### Exercise details
Gather all lines with the word "million" in them.

## start

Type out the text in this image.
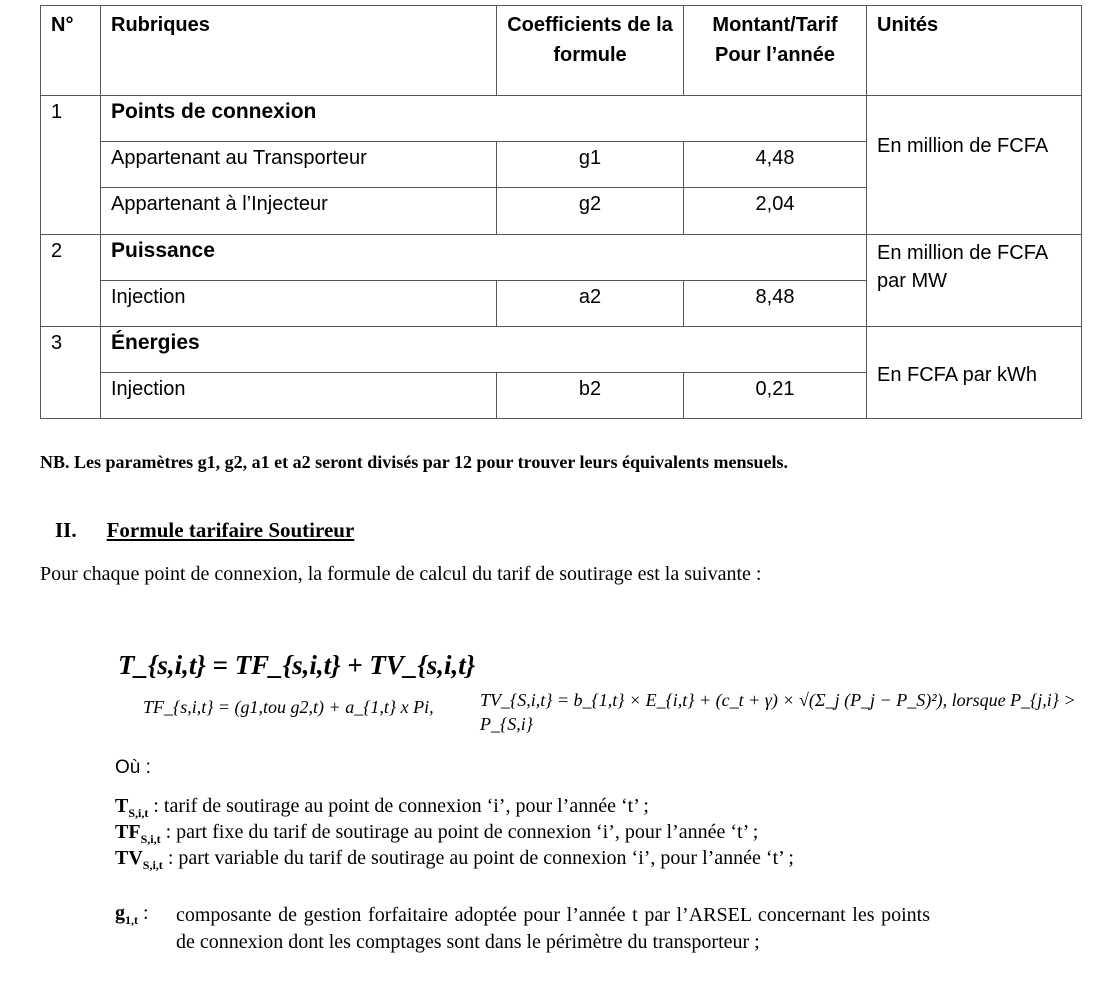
N°	Rubriques	Coefficients de la formule	Montant/Tarif Pour l’année	Unités
1	Points de connexion			En million de FCFA
	Appartenant au Transporteur	g1	4,48	
	Appartenant à l’Injecteur	g2	2,04	
2	Puissance			En million de FCFA par MW
	Injection	a2	8,48	
3	Énergies			En FCFA par kWh
	Injection	b2	0,21	
NB. Les paramètres g1, g2, a1 et a2 seront divisés par 12 pour trouver leurs équivalents mensuels.
II. Formule tarifaire Soutireur
Pour chaque point de connexion, la formule de calcul du tarif de soutirage est la suivante :
T_{s,i,t} = TF_{s,i,t} + TV_{s,i,t}
TF_{s,i,t} = (g1,tou g2,t) + a_{1,t} x Pi,	TV_{S,i,t} = b_{1,t} × E_{i,t} + (c_t + γ) × √(Σ_j (P_j − P_S)²), lorsque P_{j,i} > P_{S,i}
Où :
$T_{S,i,t}$ : tarif de soutirage au point de connexion ‘i’, pour l’année ‘t’ ;
$TF_{S,i,t}$ : part fixe du tarif de soutirage au point de connexion ‘i’, pour l’année ‘t’ ;
$TV_{S,i,t}$ : part variable du tarif de soutirage au point de connexion ‘i’, pour l’année ‘t’ ;
$g_{1,t}$ :	composante de gestion forfaitaire adoptée pour l’année t par l’ARSEL concernant les points de connexion dont les comptages sont dans le périmètre du transporteur ;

## end

### The answer
1	Points de connexion			En million de FCFA
2	Puissance			En million de FCFA par MW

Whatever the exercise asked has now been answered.